## PROBLEM
Find all lines in the listing that include the word "Project", then copy them.

___ INFORMATION SUPPLIED ___

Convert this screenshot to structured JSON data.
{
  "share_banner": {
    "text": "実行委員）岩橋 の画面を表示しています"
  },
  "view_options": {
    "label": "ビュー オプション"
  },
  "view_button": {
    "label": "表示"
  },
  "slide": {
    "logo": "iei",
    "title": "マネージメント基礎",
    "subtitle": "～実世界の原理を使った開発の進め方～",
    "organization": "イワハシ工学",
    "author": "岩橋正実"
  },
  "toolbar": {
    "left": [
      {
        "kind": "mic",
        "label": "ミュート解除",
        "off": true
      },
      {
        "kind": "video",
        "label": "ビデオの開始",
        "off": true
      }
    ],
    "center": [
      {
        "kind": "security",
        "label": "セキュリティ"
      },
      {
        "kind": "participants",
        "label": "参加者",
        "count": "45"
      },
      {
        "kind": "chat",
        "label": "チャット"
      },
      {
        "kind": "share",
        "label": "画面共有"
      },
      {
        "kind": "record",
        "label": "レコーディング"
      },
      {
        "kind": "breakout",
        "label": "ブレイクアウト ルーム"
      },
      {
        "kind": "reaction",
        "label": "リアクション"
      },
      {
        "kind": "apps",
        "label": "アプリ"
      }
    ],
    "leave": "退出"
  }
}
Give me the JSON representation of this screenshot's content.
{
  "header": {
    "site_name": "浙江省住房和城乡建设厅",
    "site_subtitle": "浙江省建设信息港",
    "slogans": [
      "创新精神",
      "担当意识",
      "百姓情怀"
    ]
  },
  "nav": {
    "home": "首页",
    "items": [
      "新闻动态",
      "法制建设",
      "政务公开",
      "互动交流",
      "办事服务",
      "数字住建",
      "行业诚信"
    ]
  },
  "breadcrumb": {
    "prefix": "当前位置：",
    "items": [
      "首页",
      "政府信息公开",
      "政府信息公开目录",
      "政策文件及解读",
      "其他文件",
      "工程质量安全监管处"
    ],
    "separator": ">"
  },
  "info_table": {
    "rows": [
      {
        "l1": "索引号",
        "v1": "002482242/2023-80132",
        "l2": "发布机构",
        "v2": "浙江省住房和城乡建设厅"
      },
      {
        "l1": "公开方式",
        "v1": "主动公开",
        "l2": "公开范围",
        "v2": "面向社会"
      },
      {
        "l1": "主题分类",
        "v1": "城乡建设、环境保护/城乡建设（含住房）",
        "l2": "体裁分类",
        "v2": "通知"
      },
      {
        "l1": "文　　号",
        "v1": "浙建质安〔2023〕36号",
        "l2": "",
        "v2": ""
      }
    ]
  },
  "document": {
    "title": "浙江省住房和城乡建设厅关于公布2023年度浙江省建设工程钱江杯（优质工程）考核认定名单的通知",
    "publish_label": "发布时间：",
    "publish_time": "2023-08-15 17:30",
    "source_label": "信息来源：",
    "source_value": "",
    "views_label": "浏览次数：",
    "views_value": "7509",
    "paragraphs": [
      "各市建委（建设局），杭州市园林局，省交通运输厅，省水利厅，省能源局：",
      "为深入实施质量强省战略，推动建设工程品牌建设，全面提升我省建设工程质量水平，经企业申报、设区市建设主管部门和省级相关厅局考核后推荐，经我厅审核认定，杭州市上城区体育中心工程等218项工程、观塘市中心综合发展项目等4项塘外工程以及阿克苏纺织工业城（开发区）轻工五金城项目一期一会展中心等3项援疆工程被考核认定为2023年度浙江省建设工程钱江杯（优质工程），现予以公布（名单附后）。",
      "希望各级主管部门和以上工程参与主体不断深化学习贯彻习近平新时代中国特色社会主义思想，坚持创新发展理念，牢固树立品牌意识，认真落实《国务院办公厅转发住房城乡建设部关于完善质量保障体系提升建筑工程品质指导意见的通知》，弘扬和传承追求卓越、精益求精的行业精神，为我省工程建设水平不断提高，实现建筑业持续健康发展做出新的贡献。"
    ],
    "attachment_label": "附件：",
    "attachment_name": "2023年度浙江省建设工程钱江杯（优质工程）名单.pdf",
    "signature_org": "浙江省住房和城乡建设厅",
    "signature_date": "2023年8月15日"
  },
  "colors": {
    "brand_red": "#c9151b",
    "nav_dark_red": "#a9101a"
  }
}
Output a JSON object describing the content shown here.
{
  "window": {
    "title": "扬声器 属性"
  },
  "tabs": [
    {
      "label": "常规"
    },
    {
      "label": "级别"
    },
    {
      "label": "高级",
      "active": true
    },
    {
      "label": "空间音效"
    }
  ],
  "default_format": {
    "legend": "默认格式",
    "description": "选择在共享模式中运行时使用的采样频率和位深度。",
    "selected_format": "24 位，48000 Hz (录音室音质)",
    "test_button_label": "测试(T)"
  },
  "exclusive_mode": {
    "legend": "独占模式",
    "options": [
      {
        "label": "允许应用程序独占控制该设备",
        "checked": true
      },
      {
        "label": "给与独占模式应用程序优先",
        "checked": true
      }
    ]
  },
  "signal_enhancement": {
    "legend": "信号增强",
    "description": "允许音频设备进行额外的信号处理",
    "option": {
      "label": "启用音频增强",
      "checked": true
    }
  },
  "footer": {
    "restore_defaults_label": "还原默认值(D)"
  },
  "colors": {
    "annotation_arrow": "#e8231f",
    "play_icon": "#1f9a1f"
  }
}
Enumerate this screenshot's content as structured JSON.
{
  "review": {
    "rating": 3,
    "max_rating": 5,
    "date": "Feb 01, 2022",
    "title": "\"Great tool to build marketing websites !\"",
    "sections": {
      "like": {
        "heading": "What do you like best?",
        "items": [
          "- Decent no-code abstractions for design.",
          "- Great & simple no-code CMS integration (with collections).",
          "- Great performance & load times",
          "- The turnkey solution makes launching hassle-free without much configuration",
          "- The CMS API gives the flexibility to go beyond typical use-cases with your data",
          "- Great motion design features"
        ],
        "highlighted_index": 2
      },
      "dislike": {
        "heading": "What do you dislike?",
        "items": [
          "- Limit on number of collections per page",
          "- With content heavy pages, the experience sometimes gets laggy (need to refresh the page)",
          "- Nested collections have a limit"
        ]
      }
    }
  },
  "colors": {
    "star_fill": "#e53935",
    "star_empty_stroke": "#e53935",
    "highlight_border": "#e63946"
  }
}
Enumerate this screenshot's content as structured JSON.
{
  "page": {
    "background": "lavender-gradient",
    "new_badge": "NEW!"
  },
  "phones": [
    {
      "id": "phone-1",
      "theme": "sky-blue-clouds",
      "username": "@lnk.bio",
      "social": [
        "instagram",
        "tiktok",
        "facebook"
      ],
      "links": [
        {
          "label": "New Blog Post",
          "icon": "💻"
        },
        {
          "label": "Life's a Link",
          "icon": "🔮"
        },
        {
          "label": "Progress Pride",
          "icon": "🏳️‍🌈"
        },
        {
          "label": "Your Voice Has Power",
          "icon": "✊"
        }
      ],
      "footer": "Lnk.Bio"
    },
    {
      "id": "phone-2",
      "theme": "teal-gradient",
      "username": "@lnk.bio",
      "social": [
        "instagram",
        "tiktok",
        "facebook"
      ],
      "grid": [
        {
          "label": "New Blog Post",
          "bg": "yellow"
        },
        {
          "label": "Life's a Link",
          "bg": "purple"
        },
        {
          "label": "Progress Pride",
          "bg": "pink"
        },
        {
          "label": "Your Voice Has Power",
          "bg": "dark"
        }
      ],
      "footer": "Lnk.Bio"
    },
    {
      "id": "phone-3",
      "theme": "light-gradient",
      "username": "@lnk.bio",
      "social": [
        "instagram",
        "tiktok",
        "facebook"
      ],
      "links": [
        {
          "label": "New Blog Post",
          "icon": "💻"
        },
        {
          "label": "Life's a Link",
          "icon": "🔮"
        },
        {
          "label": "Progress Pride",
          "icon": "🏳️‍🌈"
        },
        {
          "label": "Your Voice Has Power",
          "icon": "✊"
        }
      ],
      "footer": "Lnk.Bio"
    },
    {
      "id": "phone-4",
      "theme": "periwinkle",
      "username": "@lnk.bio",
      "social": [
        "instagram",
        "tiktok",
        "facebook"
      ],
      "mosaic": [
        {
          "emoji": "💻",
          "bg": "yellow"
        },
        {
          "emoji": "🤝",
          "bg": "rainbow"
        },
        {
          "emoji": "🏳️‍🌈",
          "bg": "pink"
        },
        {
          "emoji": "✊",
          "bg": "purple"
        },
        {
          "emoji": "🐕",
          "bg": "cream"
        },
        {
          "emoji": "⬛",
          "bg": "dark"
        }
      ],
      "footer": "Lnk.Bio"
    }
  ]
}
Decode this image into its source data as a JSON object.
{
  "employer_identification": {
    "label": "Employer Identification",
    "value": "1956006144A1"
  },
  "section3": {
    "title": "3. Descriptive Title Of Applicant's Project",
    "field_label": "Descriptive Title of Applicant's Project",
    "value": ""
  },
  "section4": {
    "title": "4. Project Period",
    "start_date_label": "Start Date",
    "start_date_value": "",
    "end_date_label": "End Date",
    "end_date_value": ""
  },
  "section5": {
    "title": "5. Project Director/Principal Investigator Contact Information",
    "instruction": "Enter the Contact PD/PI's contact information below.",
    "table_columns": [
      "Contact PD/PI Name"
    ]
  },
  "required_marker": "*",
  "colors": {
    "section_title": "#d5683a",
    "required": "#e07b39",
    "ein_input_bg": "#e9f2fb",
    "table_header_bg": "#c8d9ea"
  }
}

___

## PROBLEM SOLUTION
    "title": "3. Descriptive Title Of Applicant's Project",
    "field_label": "Descriptive Title of Applicant's Project",
    "title": "4. Project Period",
    "title": "5. Project Director/Principal Investigator Contact Information",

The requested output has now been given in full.